DATA FOR THIS EXERCISE:
=======
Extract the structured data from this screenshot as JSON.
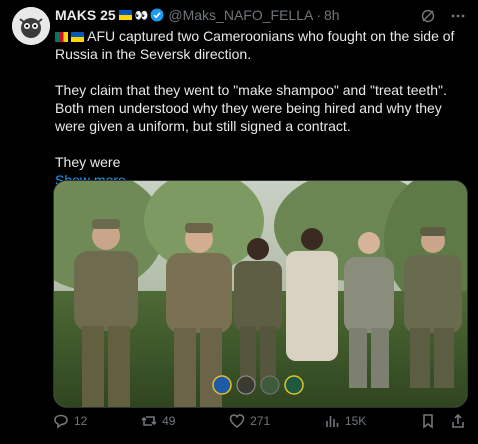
{
  "author": {
    "name": "MAKS 25",
    "eyes_emoji": "👀",
    "handle": "@Maks_NAFO_FELLA",
    "time": "8h"
  },
  "tweet": {
    "line1": "AFU captured two Cameroonians who fought on the side of Russia in the Seversk direction.",
    "line2": "They claim that they went to \"make shampoo\" and \"treat teeth\". Both men understood why they were being hired and why they were given a uniform, but still signed a contract.",
    "line3": "They were",
    "show_more": "Show more"
  },
  "actions": {
    "replies": "12",
    "reposts": "49",
    "likes": "271",
    "views": "15K"
  },
  "icons": [
    "grok-icon",
    "more-icon",
    "reply-icon",
    "repost-icon",
    "like-icon",
    "views-icon",
    "bookmark-icon",
    "share-icon"
  ],
  "colors": {
    "accent": "#1d9bf0",
    "muted": "#71767b",
    "text": "#e7e9ea",
    "background": "#000000"
  }
}
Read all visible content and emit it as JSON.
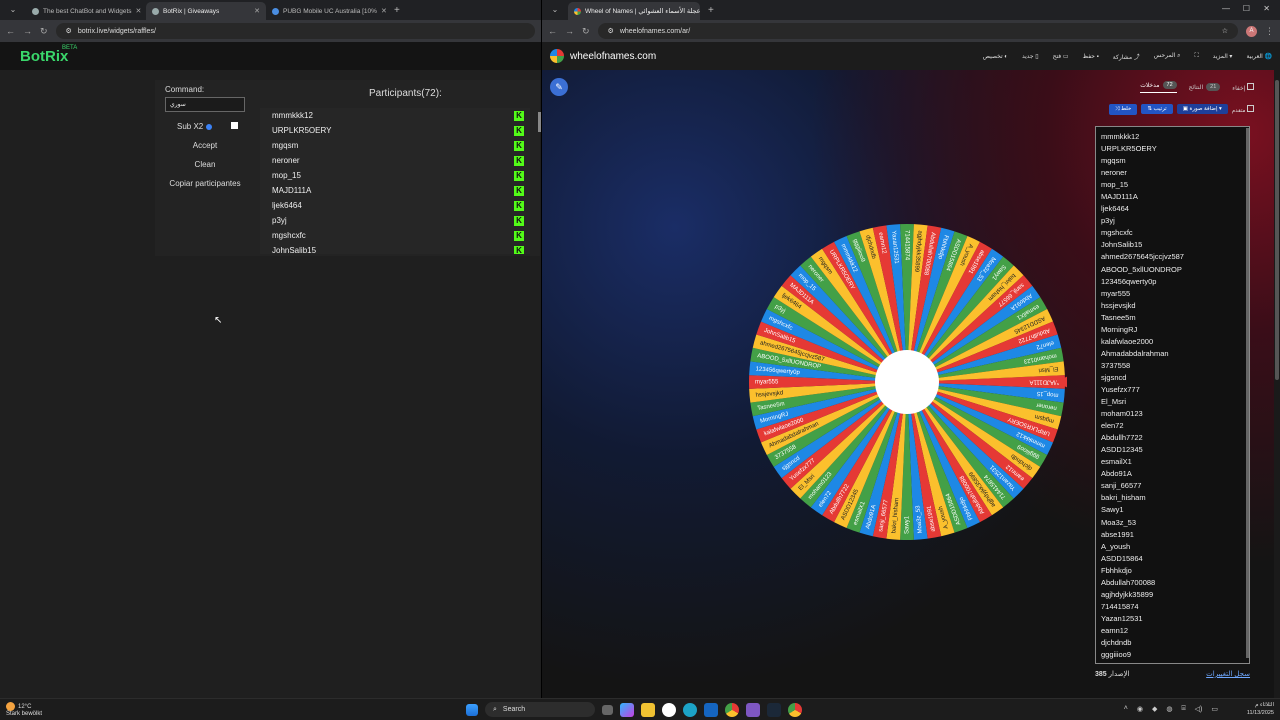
{
  "left_window": {
    "tabs": [
      {
        "title": "The best ChatBot and Widgets",
        "active": false
      },
      {
        "title": "BotRix | Giveaways",
        "active": true
      },
      {
        "title": "PUBG Mobile UC Australia [10%",
        "active": false
      }
    ],
    "url": "botrix.live/widgets/raffles/",
    "logo": "BotRix",
    "logo_badge": "BETA",
    "command_label": "Command:",
    "command_value": "سوري",
    "sub_label": "Sub X2",
    "accept_label": "Accept",
    "clean_label": "Clean",
    "copy_label": "Copiar participantes",
    "participants_title": "Participants(72):",
    "participant_badge": "K",
    "participants": [
      "mmmkkk12",
      "URPLKR5OERY",
      "mgqsm",
      "neroner",
      "mop_15",
      "MAJD111A",
      "ljek6464",
      "p3yj",
      "mgshcxfc",
      "JohnSalib15"
    ]
  },
  "right_window": {
    "tab_title": "Wheel of Names | عجلة الأسماء العشوائي",
    "url": "wheelofnames.com/ar/",
    "site_name": "wheelofnames.com",
    "menu": [
      "العربية",
      "المزيد",
      "المرحس",
      "مشاركة",
      "حفظ",
      "فتح",
      "جديد",
      "تخصيص"
    ],
    "side_tabs": [
      {
        "label": "مدخلات",
        "count": "72"
      },
      {
        "label": "النتائج",
        "count": "21"
      }
    ],
    "hide_label": "إخفاء",
    "buttons": [
      "إضافة صورة",
      "ترتيب",
      "خلط"
    ],
    "advanced_label": "متقدم",
    "names": [
      "mmmkkk12",
      "URPLKR5OERY",
      "mgqsm",
      "neroner",
      "mop_15",
      "MAJD111A",
      "ljek6464",
      "p3yj",
      "mgshcxfc",
      "JohnSalib15",
      "ahmed2675645jccjvz587",
      "ABOOD_5xllUONDROP",
      "123456qwerty0p",
      "myar555",
      "hssjevsjkd",
      "Tasnee5m",
      "MorningRJ",
      "kalafwlaoe2000",
      "Ahmadabdalrahman",
      "3737558",
      "sjgsncd",
      "Yusefzx777",
      "El_Msri",
      "moham0123",
      "elen72",
      "Abdullh7722",
      "ASDD12345",
      "esmailX1",
      "Abdo91A",
      "sanji_66577",
      "bakri_hisham",
      "Sawy1",
      "Moa3z_53",
      "abse1991",
      "A_yoush",
      "ASDD15864",
      "Fbhhkdjo",
      "Abdullah700088",
      "agjhdyjkk35899",
      "714415874",
      "Yazan12531",
      "eamn12",
      "djchdndb",
      "gggiiioo9"
    ],
    "version_label": "الإصدار",
    "version": "385",
    "changelog": "سجل التغييرات",
    "wheel": {
      "segment_colors": [
        "#e53935",
        "#1e88e5",
        "#43a047",
        "#fbc02d"
      ],
      "labels": [
        "MAJD111A",
        "mop_15",
        "neroner",
        "mgqsm",
        "URPLKR5OERY",
        "mmmkkk12",
        "gggiiioo9",
        "djchdndb",
        "eamn12",
        "Yazan12531",
        "714415874",
        "agjhdyjkk35899",
        "Abdullah700088",
        "Fbhhkdjo",
        "ASDD15864",
        "A_yoush",
        "abse1991",
        "Moa3z_53",
        "Sawy1",
        "bakri_hisham",
        "sanji_66577",
        "Abdo91A",
        "esmailX1",
        "ASDD12345",
        "Abdullh7722",
        "elen72",
        "moham0123",
        "El_Msri",
        "Yusefzx777",
        "sjgsncd",
        "3737558",
        "Ahmadabdalrahman",
        "kalafwlaoe2000",
        "MorningRJ",
        "Tasnee5m",
        "hssjevsjkd",
        "myar555",
        "123456qwerty0p",
        "ABOOD_5xllUONDROP",
        "ahmed2675645jccjvz587",
        "JohnSalib15",
        "mgshcxfc",
        "p3yj",
        "ljek6464"
      ]
    }
  },
  "taskbar": {
    "temp": "12°C",
    "weather": "Stark bewölkt",
    "search": "Search",
    "time": "الثلاثاء م",
    "date": "11/13/2025"
  }
}
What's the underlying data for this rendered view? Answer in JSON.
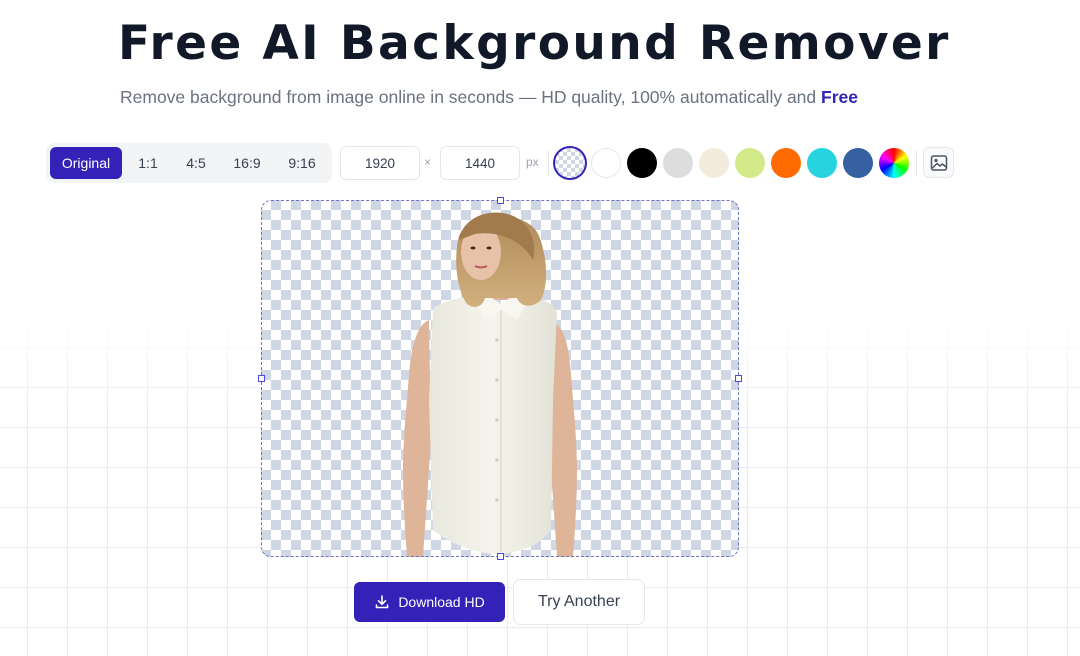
{
  "header": {
    "title": "Free AI Background Remover",
    "subtitle": "Remove background from image online in seconds — HD quality, 100% automatically and",
    "subtitle_highlight": "Free"
  },
  "toolbar": {
    "ratios": [
      {
        "label": "Original",
        "active": true
      },
      {
        "label": "1:1",
        "active": false
      },
      {
        "label": "4:5",
        "active": false
      },
      {
        "label": "16:9",
        "active": false
      },
      {
        "label": "9:16",
        "active": false
      }
    ],
    "width_value": "1920",
    "height_value": "1440",
    "times_symbol": "×",
    "unit": "px",
    "swatches": [
      {
        "name": "transparent",
        "color": "transparent",
        "selected": true
      },
      {
        "name": "white",
        "color": "#ffffff",
        "selected": false
      },
      {
        "name": "black",
        "color": "#000000",
        "selected": false
      },
      {
        "name": "light-gray",
        "color": "#dddddd",
        "selected": false
      },
      {
        "name": "cream",
        "color": "#f3ecdd",
        "selected": false
      },
      {
        "name": "lime",
        "color": "#d3ea8b",
        "selected": false
      },
      {
        "name": "orange",
        "color": "#ff6b00",
        "selected": false
      },
      {
        "name": "cyan",
        "color": "#26d3df",
        "selected": false
      },
      {
        "name": "blue",
        "color": "#3560a2",
        "selected": false
      },
      {
        "name": "custom",
        "color": "rainbow",
        "selected": false
      }
    ],
    "upload_icon": "image-icon"
  },
  "actions": {
    "download_label": "Download HD",
    "download_icon": "download-icon",
    "try_another_label": "Try Another"
  },
  "colors": {
    "accent": "#3321b8",
    "title": "#111827",
    "muted": "#6b7280"
  }
}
=======
STATED EXERCISE:
Go through the material and select each line with the string "from" in it.

WRITTEN SOLUTION:
Extract the structured data from this screenshot as JSON.
    "subtitle": "Remove background from image online in seconds — HD quality, 100% automatically and",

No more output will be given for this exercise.